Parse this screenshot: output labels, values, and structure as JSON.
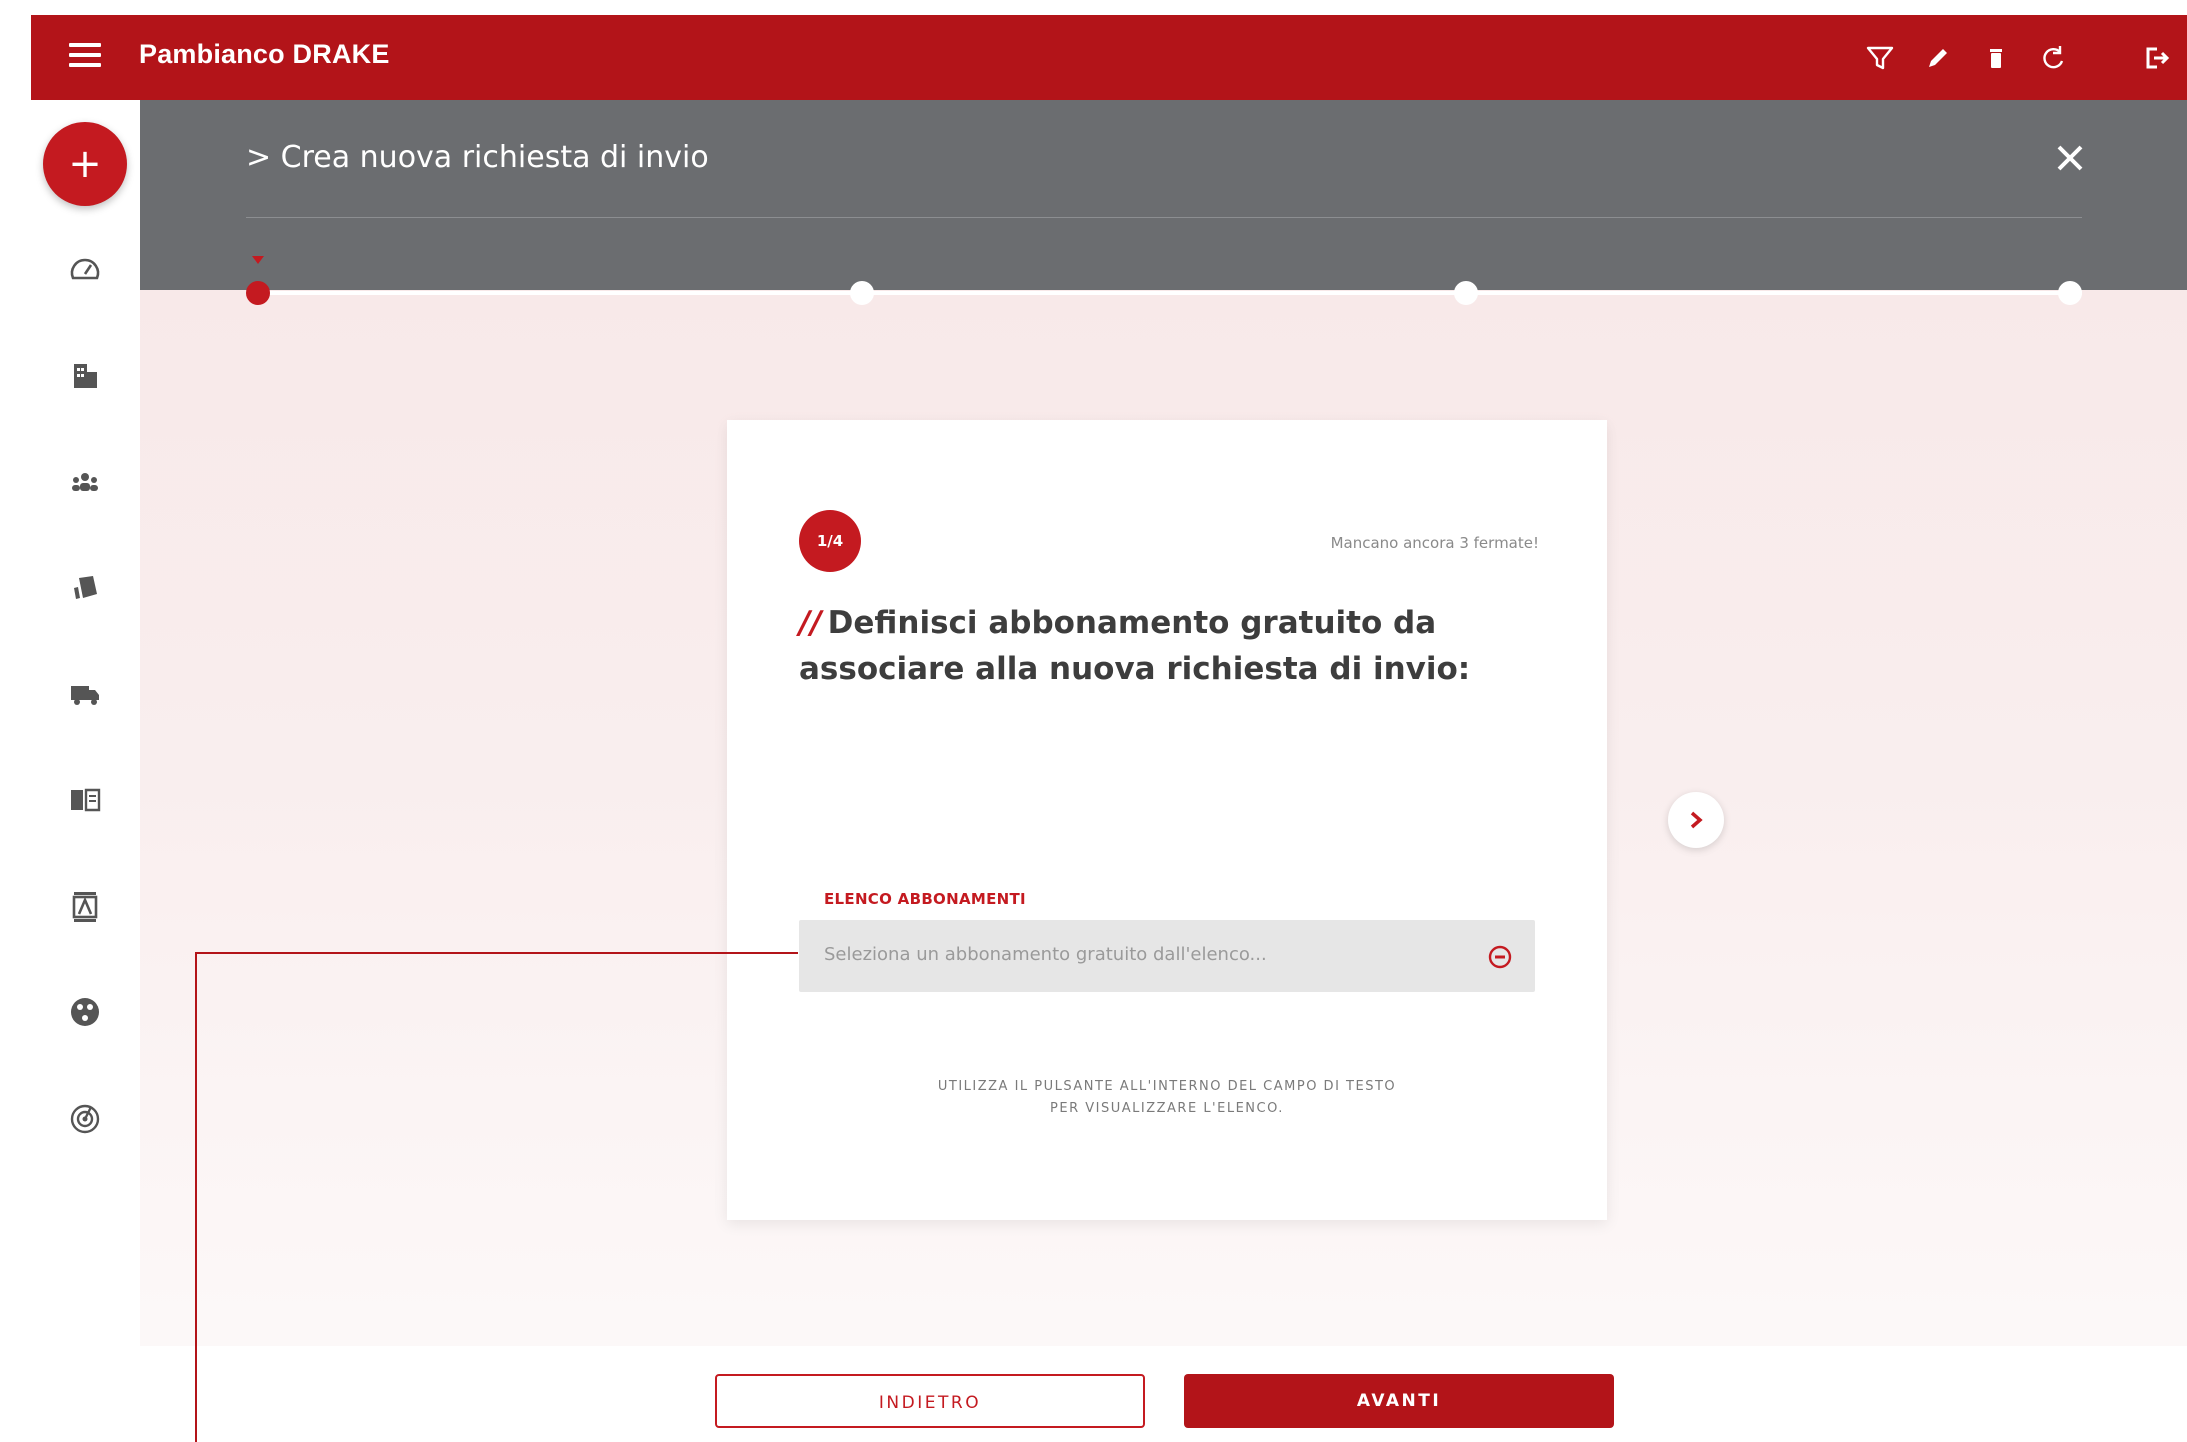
{
  "app": {
    "title": "Pambianco DRAKE"
  },
  "topbar": {
    "icons": [
      "filter-icon",
      "edit-icon",
      "delete-icon",
      "refresh-icon",
      "logout-icon"
    ]
  },
  "sidebar": {
    "fab_label": "+",
    "items": [
      "dashboard-icon",
      "buildings-icon",
      "people-icon",
      "tags-icon",
      "truck-icon",
      "book-icon",
      "contacts-icon",
      "palette-icon",
      "target-icon"
    ]
  },
  "header": {
    "breadcrumb": "> Crea nuova richiesta di invio",
    "steps": 4,
    "current_step": 1
  },
  "card": {
    "step_badge": "1/4",
    "remaining": "Mancano ancora 3 fermate!",
    "title_slashes": "//",
    "title": "Definisci abbonamento gratuito da associare alla nuova richiesta di invio:",
    "field_label": "ELENCO ABBONAMENTI",
    "field_placeholder": "Seleziona un abbonamento gratuito dall'elenco...",
    "hint_line1": "UTILIZZA IL PULSANTE ALL'INTERNO DEL CAMPO DI TESTO",
    "hint_line2": "PER VISUALIZZARE L'ELENCO."
  },
  "footer": {
    "back_label": "INDIETRO",
    "next_label": "AVANTI"
  },
  "colors": {
    "brand_red": "#b31419",
    "accent_red": "#c41a20",
    "header_gray": "#6b6d70"
  }
}
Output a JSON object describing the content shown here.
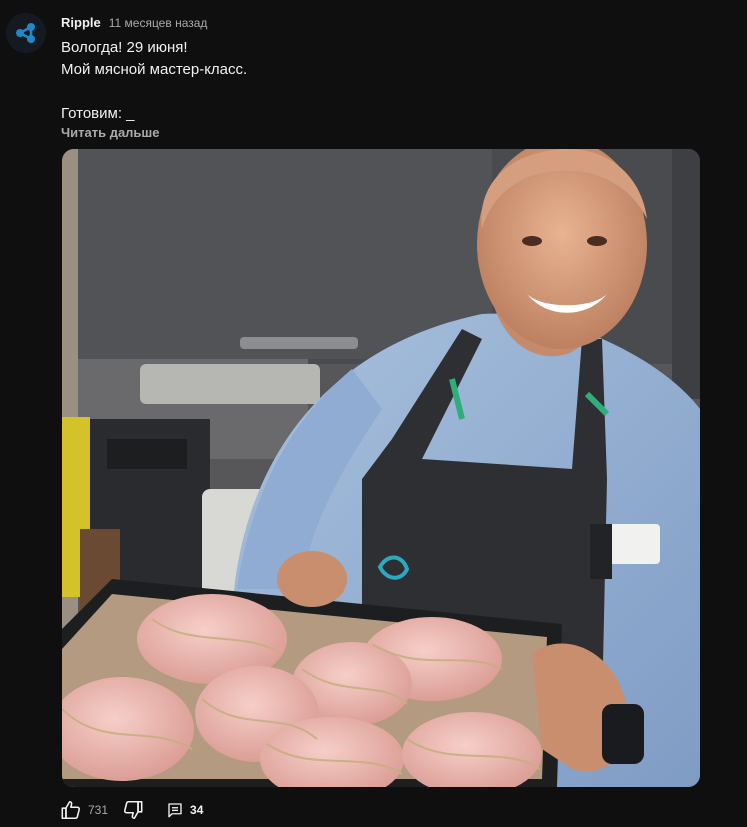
{
  "post": {
    "channel_name": "Ripple",
    "time": "11 месяцев назад",
    "text_lines": [
      "Вологда! 29 июня!",
      "Мой мясной мастер-класс.",
      "",
      "Готовим: _"
    ],
    "read_more": "Читать дальше"
  },
  "image": {
    "subject": "smiling chef in apron holding tray of raw poultry"
  },
  "actions": {
    "like_count": "731",
    "comment_count": "34"
  },
  "colors": {
    "background": "#0f0f0f",
    "text_primary": "#f1f1f1",
    "text_secondary": "#aaaaaa",
    "avatar_accent": "#1e88c8"
  },
  "icons": {
    "avatar": "ripple-logo-icon",
    "like": "thumbs-up-icon",
    "dislike": "thumbs-down-icon",
    "comments": "comment-icon"
  }
}
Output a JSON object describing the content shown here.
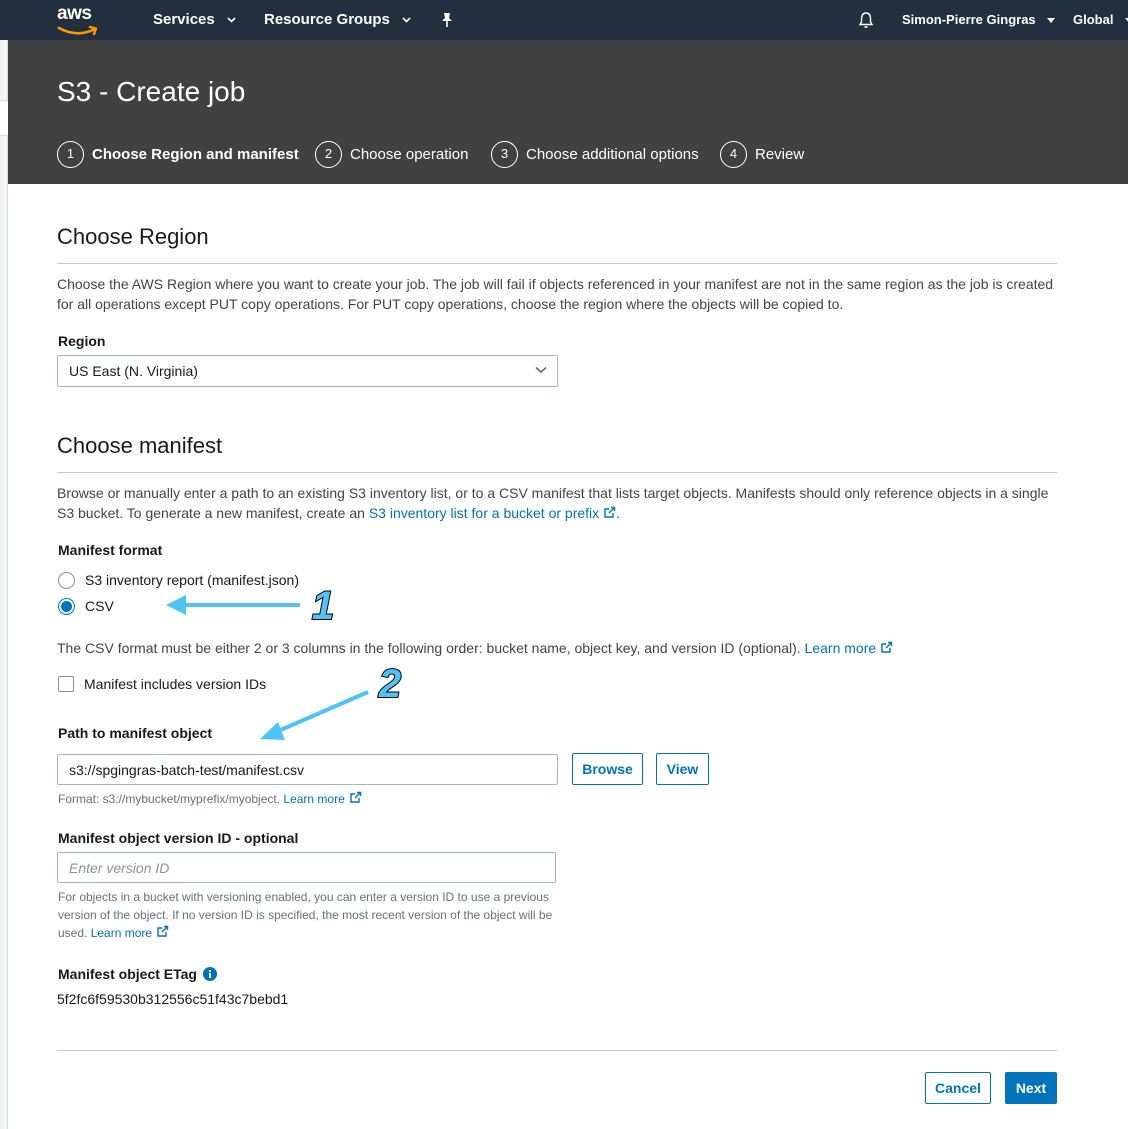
{
  "nav": {
    "logo": "aws",
    "services": "Services",
    "resource_groups": "Resource Groups",
    "user": "Simon-Pierre Gingras",
    "region": "Global"
  },
  "header": {
    "title": "S3 - Create job",
    "steps": [
      {
        "num": "1",
        "label": "Choose Region and manifest"
      },
      {
        "num": "2",
        "label": "Choose operation"
      },
      {
        "num": "3",
        "label": "Choose additional options"
      },
      {
        "num": "4",
        "label": "Review"
      }
    ]
  },
  "region_section": {
    "title": "Choose Region",
    "desc": "Choose the AWS Region where you want to create your job. The job will fail if objects referenced in your manifest are not in the same region as the job is created for all operations except PUT copy operations. For PUT copy operations, choose the region where the objects will be copied to.",
    "region_label": "Region",
    "region_value": "US East (N. Virginia)"
  },
  "manifest_section": {
    "title": "Choose manifest",
    "desc_pre": "Browse or manually enter a path to an existing S3 inventory list, or to a CSV manifest that lists target objects. Manifests should only reference objects in a single S3 bucket. To generate a new manifest, create an ",
    "desc_link": "S3 inventory list for a bucket or prefix",
    "desc_post": ".",
    "format_label": "Manifest format",
    "option_inventory": "S3 inventory report (manifest.json)",
    "option_csv": "CSV",
    "csv_note": "The CSV format must be either 2 or 3 columns in the following order: bucket name, object key, and version ID (optional).",
    "learn_more": "Learn more",
    "version_ids_label": "Manifest includes version IDs",
    "path_label": "Path to manifest object",
    "path_value": "s3://spgingras-batch-test/manifest.csv",
    "browse": "Browse",
    "view": "View",
    "path_hint": "Format: s3://mybucket/myprefix/myobject.",
    "version_label": "Manifest object version ID - optional",
    "version_placeholder": "Enter version ID",
    "version_hint": "For objects in a bucket with versioning enabled, you can enter a version ID to use a previous version of the object. If no version ID is specified, the most recent version of the object will be used.",
    "etag_label": "Manifest object ETag",
    "etag_value": "5f2fc6f59530b312556c51f43c7bebd1"
  },
  "footer": {
    "cancel": "Cancel",
    "next": "Next"
  },
  "annotations": {
    "one": "1",
    "two": "2"
  },
  "colors": {
    "nav_bg": "#232f3e",
    "header_bg": "#414141",
    "link": "#0073bb",
    "annotation": "#4fc3f7"
  }
}
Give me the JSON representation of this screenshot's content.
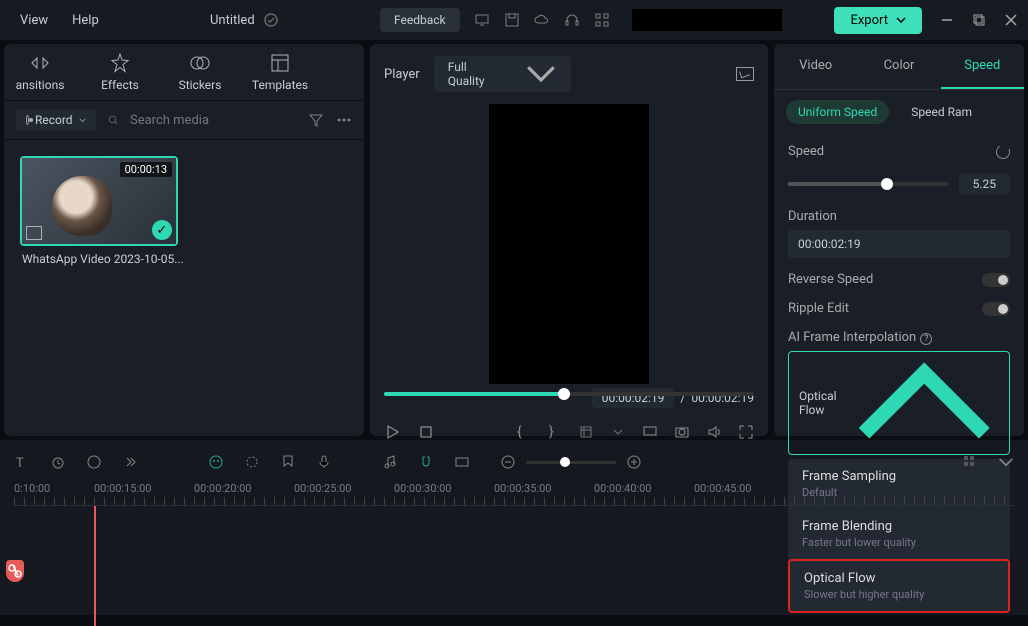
{
  "menu": {
    "view": "View",
    "help": "Help"
  },
  "project": {
    "title": "Untitled"
  },
  "topbar": {
    "feedback": "Feedback",
    "export": "Export"
  },
  "tabs": {
    "transitions": "ansitions",
    "effects": "Effects",
    "stickers": "Stickers",
    "templates": "Templates"
  },
  "media_tools": {
    "record": "Record",
    "search_placeholder": "Search media"
  },
  "clip": {
    "duration": "00:00:13",
    "name": "WhatsApp Video 2023-10-05..."
  },
  "player": {
    "label": "Player",
    "quality": "Full Quality",
    "current_time": "00:00:02:19",
    "total_time": "00:00:02:19",
    "separator": "/"
  },
  "props_tabs": {
    "video": "Video",
    "color": "Color",
    "speed": "Speed"
  },
  "speed_tabs": {
    "uniform": "Uniform Speed",
    "ramp": "Speed Ram"
  },
  "speed_panel": {
    "speed_label": "Speed",
    "speed_value": "5.25",
    "duration_label": "Duration",
    "duration_value": "00:00:02:19",
    "reverse_label": "Reverse Speed",
    "ripple_label": "Ripple Edit",
    "interp_label": "AI Frame Interpolation",
    "interp_value": "Optical Flow",
    "options": {
      "frame_sampling": "Frame Sampling",
      "frame_sampling_sub": "Default",
      "frame_blending": "Frame Blending",
      "frame_blending_sub": "Faster but lower quality",
      "optical_flow": "Optical Flow",
      "optical_flow_sub": "Slower but higher quality"
    }
  },
  "timeline": {
    "marks": [
      "0:10:00",
      "00:00:15:00",
      "00:00:20:00",
      "00:00:25:00",
      "00:00:30:00",
      "00:00:35:00",
      "00:00:40:00",
      "00:00:45:00"
    ]
  }
}
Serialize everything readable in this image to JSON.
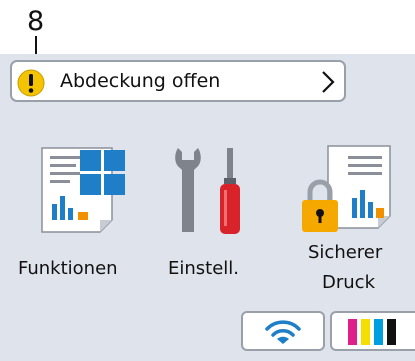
{
  "callout": {
    "number": "8"
  },
  "alert": {
    "text": "Abdeckung offen",
    "icon": "warning-icon",
    "chevron": "chevron-right-icon"
  },
  "functions": [
    {
      "label": "Funktionen",
      "icon": "functions-icon"
    },
    {
      "label": "Einstell.",
      "icon": "settings-icon"
    },
    {
      "label_line1": "Sicherer",
      "label_line2": "Druck",
      "icon": "secure-print-icon"
    }
  ],
  "status_buttons": [
    {
      "icon": "wifi-icon"
    },
    {
      "icon": "ink-icon",
      "colors": [
        "#e0208a",
        "#f4e000",
        "#00a0e0",
        "#111111"
      ]
    }
  ],
  "colors": {
    "screen_bg": "#dfe3ec",
    "warning": "#f5c400",
    "accent_blue": "#1e7fc8",
    "accent_orange": "#f29100",
    "screwdriver_red": "#d8232a"
  }
}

▬▬▬▬▬▬▬▬▬▬

INSTRUCTION -> Exactly the lines from the one containing "Serialize everything readable" to the final line of the entries are wanted; please write them out, both ends included, but not the pictures.

OUTPUT ->
Serialize everything readable in this image to JSON.
{
  "callout": {
    "number": "8"
  },
  "alert": {
    "text": "Abdeckung offen",
    "icon": "warning-icon",
    "chevron": "chevron-right-icon"
  },
  "functions": [
    {
      "label": "Funktionen",
      "icon": "functions-icon"
    },
    {
      "label": "Einstell.",
      "icon": "settings-icon"
    },
    {
      "label_line1": "Sicherer",
      "label_line2": "Druck",
      "icon": "secure-print-icon"
    }
  ],
  "status_buttons": [
    {
      "icon": "wifi-icon"
    },
    {
      "icon": "ink-icon",
      "colors": [
        "#e0208a",
        "#f4e000",
        "#00a0e0",
        "#111111"
      ]
    }
  ],
  "colors": {
    "screen_bg": "#dfe3ec",
    "warning": "#f5c400",
    "accent_blue": "#1e7fc8",
    "accent_orange": "#f29100",
    "screwdriver_red": "#d8232a"
  }
}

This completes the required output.